Written instruction:
Search the listing below for the word "realizar" and copy each line that holds it.
════════
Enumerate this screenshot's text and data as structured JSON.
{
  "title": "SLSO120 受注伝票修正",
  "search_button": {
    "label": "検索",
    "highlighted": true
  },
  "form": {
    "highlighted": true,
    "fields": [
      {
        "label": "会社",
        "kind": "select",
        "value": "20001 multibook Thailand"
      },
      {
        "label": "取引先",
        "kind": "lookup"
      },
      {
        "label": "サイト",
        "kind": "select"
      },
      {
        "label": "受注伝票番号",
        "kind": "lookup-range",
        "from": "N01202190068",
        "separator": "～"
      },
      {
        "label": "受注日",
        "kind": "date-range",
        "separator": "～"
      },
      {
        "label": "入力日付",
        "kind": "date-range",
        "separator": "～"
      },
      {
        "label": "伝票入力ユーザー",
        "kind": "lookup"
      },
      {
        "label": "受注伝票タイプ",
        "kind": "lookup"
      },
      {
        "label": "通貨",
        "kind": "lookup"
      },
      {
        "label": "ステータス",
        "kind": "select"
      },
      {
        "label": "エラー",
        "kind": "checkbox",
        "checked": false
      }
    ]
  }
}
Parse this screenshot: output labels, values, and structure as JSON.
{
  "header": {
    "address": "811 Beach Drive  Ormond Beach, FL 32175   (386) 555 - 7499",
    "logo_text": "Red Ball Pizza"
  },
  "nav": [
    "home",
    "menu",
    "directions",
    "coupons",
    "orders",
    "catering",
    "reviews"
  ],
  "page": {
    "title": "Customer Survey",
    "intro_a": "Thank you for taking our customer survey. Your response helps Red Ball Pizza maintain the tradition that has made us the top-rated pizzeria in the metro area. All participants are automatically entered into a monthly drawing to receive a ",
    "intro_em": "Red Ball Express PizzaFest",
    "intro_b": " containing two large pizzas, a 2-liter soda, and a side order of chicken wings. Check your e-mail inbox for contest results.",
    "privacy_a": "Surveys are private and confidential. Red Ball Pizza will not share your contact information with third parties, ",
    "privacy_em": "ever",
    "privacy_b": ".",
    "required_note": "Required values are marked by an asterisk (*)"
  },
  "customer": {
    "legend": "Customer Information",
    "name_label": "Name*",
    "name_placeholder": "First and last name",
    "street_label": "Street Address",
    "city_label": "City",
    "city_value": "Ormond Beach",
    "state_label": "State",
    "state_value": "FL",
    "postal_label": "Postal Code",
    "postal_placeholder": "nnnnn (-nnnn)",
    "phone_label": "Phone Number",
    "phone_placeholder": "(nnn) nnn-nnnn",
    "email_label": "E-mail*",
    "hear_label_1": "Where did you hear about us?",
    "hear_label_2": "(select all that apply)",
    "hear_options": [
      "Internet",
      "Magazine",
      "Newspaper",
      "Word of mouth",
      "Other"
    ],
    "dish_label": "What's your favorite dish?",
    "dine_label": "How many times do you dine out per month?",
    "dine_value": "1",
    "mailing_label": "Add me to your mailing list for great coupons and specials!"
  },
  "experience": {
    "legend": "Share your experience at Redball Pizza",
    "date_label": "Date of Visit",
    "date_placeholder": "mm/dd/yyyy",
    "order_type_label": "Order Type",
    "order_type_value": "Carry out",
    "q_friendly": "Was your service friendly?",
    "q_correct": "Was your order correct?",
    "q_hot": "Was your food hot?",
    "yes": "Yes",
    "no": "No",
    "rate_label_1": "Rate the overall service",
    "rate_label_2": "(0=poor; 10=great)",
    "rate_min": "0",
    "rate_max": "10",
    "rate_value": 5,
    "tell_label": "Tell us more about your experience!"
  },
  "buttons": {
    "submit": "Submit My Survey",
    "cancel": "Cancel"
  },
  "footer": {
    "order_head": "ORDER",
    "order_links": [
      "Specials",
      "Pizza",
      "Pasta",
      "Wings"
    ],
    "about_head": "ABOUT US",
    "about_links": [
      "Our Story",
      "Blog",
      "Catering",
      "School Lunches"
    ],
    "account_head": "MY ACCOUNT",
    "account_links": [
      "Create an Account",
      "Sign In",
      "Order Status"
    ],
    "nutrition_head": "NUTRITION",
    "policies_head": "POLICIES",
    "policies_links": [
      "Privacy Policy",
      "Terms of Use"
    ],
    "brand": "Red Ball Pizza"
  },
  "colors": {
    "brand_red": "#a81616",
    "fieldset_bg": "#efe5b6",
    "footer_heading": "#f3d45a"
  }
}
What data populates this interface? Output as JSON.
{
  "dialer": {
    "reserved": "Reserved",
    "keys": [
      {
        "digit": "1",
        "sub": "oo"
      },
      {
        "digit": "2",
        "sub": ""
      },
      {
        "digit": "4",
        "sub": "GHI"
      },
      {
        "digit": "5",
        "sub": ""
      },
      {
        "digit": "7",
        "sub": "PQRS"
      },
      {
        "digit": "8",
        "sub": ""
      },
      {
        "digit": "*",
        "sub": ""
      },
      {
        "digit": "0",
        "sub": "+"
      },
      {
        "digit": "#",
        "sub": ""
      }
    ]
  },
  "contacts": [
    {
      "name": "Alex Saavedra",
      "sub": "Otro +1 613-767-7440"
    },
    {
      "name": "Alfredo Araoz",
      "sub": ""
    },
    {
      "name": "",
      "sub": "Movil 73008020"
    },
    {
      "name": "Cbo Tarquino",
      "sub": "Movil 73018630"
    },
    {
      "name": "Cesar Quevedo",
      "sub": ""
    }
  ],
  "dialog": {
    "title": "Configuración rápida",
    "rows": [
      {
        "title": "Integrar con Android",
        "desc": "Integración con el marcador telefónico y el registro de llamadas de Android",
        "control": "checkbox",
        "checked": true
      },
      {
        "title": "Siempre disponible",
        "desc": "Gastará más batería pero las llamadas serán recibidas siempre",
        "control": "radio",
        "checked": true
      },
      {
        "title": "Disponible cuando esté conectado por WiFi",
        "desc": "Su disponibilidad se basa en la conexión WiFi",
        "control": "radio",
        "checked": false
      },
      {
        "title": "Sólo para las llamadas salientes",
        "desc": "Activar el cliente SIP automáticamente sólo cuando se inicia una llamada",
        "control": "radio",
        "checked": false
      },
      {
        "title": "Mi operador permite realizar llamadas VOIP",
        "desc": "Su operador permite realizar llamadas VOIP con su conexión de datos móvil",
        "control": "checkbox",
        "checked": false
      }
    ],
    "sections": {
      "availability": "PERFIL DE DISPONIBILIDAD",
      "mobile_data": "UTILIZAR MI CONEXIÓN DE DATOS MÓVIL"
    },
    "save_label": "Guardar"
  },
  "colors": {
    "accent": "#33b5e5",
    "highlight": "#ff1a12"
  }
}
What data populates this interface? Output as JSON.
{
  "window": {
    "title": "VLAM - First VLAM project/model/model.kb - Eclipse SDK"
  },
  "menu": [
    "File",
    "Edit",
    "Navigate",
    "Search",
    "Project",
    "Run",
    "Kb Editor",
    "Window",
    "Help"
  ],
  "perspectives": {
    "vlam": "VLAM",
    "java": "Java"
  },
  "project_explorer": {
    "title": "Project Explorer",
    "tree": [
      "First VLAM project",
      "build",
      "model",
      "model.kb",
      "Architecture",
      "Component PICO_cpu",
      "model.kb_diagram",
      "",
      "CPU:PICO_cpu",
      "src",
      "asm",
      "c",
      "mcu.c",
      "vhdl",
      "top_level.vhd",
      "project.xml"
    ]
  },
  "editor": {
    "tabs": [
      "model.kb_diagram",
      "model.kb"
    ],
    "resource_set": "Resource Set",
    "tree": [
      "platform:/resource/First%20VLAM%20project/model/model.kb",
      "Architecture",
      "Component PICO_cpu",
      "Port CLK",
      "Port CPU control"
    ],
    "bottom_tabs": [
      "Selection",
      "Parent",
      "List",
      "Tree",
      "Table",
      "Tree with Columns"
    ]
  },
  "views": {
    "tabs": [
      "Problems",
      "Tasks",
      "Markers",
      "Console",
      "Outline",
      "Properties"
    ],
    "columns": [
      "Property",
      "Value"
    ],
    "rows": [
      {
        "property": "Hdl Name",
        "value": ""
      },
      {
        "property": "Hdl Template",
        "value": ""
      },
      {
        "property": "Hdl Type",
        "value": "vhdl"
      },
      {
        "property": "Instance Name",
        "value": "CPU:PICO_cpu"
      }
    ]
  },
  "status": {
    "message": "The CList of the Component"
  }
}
════════
Output:
        "title": "Mi operador permite realizar llamadas VOIP",
        "desc": "Su operador permite realizar llamadas VOIP con su conexión de datos móvil",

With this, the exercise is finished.